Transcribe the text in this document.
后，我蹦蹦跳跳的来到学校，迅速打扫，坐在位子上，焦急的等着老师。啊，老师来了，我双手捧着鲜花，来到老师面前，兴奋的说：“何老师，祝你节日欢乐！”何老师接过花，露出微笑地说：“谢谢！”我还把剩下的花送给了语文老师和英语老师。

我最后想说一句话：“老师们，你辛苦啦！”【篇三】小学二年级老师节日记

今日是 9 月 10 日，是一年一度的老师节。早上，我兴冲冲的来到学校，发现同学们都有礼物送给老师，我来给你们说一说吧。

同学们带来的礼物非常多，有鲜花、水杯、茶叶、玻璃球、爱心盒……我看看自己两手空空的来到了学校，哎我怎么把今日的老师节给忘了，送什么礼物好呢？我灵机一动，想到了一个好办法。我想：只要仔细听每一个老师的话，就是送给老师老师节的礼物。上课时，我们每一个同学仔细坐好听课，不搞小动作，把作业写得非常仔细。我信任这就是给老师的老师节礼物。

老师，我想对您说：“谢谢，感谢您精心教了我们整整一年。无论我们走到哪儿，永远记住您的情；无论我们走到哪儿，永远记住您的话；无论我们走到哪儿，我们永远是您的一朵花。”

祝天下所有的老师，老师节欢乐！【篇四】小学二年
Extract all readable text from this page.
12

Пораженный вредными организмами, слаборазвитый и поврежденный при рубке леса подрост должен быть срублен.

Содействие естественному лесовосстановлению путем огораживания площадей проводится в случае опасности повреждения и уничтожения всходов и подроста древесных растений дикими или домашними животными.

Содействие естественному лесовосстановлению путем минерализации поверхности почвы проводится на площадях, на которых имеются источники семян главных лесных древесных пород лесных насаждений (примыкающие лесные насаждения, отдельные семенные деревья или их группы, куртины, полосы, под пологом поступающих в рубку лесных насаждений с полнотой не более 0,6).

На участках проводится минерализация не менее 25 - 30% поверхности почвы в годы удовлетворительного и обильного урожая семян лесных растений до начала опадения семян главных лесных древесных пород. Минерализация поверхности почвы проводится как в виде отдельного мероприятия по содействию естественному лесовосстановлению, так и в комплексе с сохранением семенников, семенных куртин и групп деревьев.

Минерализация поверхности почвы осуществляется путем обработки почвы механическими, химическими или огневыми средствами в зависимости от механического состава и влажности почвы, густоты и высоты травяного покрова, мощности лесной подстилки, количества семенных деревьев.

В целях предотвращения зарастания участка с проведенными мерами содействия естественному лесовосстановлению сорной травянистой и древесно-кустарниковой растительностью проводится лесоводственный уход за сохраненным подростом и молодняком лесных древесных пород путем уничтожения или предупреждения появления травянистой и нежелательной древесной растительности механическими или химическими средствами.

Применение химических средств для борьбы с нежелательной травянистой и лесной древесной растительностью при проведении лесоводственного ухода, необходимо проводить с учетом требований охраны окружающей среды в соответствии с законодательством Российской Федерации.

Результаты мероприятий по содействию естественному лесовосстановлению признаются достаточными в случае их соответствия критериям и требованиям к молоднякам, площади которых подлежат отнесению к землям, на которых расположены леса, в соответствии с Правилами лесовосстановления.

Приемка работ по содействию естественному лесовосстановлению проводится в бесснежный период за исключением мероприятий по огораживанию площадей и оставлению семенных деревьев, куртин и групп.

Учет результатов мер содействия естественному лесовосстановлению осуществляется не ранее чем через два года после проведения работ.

SHORT EXERCISE:
Give the data again, exactly as it stands.

FULL SOLUTION:
Transcribe the text in this document.
后，我蹦蹦跳跳的来到学校，迅速打扫，坐在位子上，焦急的等着老师。啊，老师来了，我双手捧着鲜花，来到老师面前，兴奋的说：“何老师，祝你节日欢乐！”何老师接过花，露出微笑地说：“谢谢！”我还把剩下的花送给了语文老师和英语老师。

我最后想说一句话：“老师们，你辛苦啦！”【篇三】小学二年级老师节日记

今日是 9 月 10 日，是一年一度的老师节。早上，我兴冲冲的来到学校，发现同学们都有礼物送给老师，我来给你们说一说吧。

同学们带来的礼物非常多，有鲜花、水杯、茶叶、玻璃球、爱心盒……我看看自己两手空空的来到了学校，哎我怎么把今日的老师节给忘了，送什么礼物好呢？我灵机一动，想到了一个好办法。我想：只要仔细听每一个老师的话，就是送给老师老师节的礼物。上课时，我们每一个同学仔细坐好听课，不搞小动作，把作业写得非常仔细。我信任这就是给老师的老师节礼物。

老师，我想对您说：“谢谢，感谢您精心教了我们整整一年。无论我们走到哪儿，永远记住您的情；无论我们走到哪儿，永远记住您的话；无论我们走到哪儿，我们永远是您的一朵花。”

祝天下所有的老师，老师节欢乐！【篇四】小学二年
Extract all readable text from this page.
12

Пораженный вредными организмами, слаборазвитый и поврежденный при рубке леса подрост должен быть срублен.

Содействие естественному лесовосстановлению путем огораживания площадей проводится в случае опасности повреждения и уничтожения всходов и подроста древесных растений дикими или домашними животными.

Содействие естественному лесовосстановлению путем минерализации поверхности почвы проводится на площадях, на которых имеются источники семян главных лесных древесных пород лесных насаждений (примыкающие лесные насаждения, отдельные семенные деревья или их группы, куртины, полосы, под пологом поступающих в рубку лесных насаждений с полнотой не более 0,6).

На участках проводится минерализация не менее 25 - 30% поверхности почвы в годы удовлетворительного и обильного урожая семян лесных растений до начала опадения семян главных лесных древесных пород. Минерализация поверхности почвы проводится как в виде отдельного мероприятия по содействию естественному лесовосстановлению, так и в комплексе с сохранением семенников, семенных куртин и групп деревьев.

Минерализация поверхности почвы осуществляется путем обработки почвы механическими, химическими или огневыми средствами в зависимости от механического состава и влажности почвы, густоты и высоты травяного покрова, мощности лесной подстилки, количества семенных деревьев.

В целях предотвращения зарастания участка с проведенными мерами содействия естественному лесовосстановлению сорной травянистой и древесно-кустарниковой растительностью проводится лесоводственный уход за сохраненным подростом и молодняком лесных древесных пород путем уничтожения или предупреждения появления травянистой и нежелательной древесной растительности механическими или химическими средствами.

Применение химических средств для борьбы с нежелательной травянистой и лесной древесной растительностью при проведении лесоводственного ухода, необходимо проводить с учетом требований охраны окружающей среды в соответствии с законодательством Российской Федерации.

Результаты мероприятий по содействию естественному лесовосстановлению признаются достаточными в случае их соответствия критериям и требованиям к молоднякам, площади которых подлежат отнесению к землям, на которых расположены леса, в соответствии с Правилами лесовосстановления.

Приемка работ по содействию естественному лесовосстановлению проводится в бесснежный период за исключением мероприятий по огораживанию площадей и оставлению семенных деревьев, куртин и групп.

Учет результатов мер содействия естественному лесовосстановлению осуществляется не ранее чем через два года после проведения работ.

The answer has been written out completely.